***** RECORDS TO PROCESS

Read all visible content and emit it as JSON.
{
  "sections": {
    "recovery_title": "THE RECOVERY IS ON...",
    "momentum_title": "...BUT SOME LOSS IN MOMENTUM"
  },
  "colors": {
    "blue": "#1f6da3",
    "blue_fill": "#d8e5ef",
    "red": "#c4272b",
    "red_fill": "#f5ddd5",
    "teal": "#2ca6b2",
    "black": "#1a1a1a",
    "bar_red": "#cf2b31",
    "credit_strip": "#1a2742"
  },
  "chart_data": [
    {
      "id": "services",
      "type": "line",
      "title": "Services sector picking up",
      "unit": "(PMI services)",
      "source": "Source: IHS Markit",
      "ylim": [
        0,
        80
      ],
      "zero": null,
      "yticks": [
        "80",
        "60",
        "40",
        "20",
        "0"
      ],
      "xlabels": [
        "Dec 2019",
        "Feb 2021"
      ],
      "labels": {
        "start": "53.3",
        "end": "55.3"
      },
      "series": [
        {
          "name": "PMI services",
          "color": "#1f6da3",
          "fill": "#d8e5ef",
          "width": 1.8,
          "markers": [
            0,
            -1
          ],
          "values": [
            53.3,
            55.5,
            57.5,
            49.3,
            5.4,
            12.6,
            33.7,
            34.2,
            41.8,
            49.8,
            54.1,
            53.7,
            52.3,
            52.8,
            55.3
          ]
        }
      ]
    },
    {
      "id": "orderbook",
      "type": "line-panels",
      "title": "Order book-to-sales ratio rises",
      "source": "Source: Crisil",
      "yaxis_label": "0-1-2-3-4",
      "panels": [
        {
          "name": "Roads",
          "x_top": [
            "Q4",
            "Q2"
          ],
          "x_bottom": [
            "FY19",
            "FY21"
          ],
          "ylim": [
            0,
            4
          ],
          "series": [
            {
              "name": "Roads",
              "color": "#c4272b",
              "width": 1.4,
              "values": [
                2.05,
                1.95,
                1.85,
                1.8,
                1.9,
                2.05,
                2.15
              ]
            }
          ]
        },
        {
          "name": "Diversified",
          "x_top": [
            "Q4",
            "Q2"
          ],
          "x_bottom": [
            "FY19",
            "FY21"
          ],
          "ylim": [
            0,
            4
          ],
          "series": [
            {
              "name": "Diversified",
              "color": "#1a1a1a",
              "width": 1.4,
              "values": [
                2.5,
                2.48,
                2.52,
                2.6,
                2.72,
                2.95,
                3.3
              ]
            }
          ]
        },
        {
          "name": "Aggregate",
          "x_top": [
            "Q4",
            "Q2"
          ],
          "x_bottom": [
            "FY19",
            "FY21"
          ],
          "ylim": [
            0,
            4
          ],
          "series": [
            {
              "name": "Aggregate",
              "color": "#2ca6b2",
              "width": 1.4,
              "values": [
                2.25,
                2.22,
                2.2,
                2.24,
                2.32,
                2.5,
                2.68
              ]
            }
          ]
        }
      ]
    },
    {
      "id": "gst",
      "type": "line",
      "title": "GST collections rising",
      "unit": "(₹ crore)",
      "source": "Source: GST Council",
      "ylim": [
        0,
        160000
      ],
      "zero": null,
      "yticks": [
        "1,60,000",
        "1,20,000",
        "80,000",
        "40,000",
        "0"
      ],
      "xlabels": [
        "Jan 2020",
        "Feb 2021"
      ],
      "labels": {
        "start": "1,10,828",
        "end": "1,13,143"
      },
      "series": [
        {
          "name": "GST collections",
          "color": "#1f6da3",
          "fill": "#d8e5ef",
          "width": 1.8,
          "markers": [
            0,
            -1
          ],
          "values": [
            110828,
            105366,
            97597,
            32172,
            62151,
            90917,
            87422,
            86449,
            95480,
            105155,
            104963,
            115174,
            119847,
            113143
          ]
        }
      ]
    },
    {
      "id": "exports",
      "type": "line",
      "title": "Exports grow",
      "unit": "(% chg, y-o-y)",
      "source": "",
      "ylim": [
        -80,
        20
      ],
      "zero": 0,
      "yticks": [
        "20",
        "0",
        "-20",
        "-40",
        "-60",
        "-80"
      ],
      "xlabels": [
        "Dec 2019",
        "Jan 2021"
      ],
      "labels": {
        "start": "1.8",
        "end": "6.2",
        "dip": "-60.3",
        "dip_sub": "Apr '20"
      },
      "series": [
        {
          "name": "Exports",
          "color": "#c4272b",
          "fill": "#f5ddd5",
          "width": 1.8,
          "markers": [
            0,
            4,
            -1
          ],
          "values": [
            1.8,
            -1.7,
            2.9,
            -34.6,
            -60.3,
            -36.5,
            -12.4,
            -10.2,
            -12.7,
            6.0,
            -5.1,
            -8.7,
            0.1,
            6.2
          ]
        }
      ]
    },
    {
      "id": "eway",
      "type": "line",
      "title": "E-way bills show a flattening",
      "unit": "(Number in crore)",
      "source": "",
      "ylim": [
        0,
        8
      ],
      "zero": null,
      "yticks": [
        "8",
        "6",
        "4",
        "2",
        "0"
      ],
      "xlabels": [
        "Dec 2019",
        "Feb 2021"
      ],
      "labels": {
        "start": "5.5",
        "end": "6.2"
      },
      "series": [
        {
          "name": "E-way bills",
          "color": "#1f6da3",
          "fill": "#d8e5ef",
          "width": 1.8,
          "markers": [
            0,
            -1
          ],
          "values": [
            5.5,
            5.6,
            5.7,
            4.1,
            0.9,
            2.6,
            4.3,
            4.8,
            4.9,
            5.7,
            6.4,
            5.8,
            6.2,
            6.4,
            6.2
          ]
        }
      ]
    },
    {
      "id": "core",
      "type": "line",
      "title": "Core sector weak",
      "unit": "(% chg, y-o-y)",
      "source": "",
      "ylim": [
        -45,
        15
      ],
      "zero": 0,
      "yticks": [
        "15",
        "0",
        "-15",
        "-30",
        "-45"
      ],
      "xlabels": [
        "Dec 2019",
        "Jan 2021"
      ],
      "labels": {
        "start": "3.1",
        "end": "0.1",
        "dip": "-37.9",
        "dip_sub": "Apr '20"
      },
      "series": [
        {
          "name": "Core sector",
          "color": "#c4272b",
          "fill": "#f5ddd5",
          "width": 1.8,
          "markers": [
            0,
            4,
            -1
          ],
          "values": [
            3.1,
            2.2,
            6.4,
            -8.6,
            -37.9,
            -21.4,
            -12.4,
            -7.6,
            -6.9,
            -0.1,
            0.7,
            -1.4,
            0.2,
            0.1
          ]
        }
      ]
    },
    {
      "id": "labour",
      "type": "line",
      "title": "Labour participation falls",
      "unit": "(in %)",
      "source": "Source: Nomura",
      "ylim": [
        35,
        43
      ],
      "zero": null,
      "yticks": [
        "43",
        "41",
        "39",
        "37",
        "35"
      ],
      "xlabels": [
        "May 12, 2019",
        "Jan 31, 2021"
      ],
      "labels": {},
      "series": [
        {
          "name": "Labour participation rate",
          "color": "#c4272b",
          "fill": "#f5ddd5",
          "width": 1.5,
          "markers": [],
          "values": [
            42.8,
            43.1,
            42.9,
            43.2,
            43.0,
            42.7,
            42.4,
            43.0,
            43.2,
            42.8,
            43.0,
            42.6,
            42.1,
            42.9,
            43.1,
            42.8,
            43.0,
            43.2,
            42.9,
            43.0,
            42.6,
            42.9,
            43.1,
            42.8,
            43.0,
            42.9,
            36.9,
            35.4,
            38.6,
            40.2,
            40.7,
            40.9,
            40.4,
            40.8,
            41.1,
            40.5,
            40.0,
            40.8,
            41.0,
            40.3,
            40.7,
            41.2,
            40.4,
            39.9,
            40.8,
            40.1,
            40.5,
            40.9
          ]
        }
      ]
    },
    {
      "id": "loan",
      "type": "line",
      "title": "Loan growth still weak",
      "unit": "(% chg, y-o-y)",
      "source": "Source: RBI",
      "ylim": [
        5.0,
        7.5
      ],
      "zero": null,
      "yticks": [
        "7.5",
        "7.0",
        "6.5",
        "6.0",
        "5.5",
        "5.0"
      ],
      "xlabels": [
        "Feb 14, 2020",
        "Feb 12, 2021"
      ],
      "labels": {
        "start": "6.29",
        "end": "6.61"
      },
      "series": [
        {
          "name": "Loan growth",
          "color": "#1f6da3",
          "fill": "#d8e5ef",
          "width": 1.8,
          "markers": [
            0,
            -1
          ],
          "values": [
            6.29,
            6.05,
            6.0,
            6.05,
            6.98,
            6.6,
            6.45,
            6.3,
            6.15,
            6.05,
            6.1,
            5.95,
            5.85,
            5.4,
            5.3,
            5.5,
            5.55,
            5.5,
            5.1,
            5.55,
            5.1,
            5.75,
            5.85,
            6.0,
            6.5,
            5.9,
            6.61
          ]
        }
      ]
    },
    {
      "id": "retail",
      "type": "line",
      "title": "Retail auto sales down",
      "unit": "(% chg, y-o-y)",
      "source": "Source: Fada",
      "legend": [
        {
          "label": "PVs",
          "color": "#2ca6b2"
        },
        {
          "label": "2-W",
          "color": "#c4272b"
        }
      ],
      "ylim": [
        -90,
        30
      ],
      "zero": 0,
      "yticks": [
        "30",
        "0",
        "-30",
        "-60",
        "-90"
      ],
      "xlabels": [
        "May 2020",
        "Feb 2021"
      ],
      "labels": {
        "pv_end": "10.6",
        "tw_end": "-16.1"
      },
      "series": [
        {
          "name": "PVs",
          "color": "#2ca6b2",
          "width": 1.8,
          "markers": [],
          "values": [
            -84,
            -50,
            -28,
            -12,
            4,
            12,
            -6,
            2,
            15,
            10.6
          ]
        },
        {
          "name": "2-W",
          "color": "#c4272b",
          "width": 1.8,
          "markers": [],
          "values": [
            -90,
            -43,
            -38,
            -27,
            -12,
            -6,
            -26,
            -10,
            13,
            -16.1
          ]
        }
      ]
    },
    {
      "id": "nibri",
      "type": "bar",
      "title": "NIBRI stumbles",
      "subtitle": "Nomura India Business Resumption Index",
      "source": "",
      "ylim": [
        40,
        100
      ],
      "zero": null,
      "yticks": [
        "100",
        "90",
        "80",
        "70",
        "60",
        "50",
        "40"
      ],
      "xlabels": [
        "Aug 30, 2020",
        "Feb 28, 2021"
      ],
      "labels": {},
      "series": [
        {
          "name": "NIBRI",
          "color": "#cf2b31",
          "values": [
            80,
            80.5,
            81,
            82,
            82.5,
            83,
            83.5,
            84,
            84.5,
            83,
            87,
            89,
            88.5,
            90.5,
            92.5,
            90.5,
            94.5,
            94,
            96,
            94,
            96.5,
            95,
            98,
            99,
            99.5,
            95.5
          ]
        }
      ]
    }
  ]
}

**********

● INSTRUCTIONS TO FOLLOW: Reply with nothing but a number: how many lines of the entries above contain the string "Nomura"?

● EXPECTED OUTPUT: 2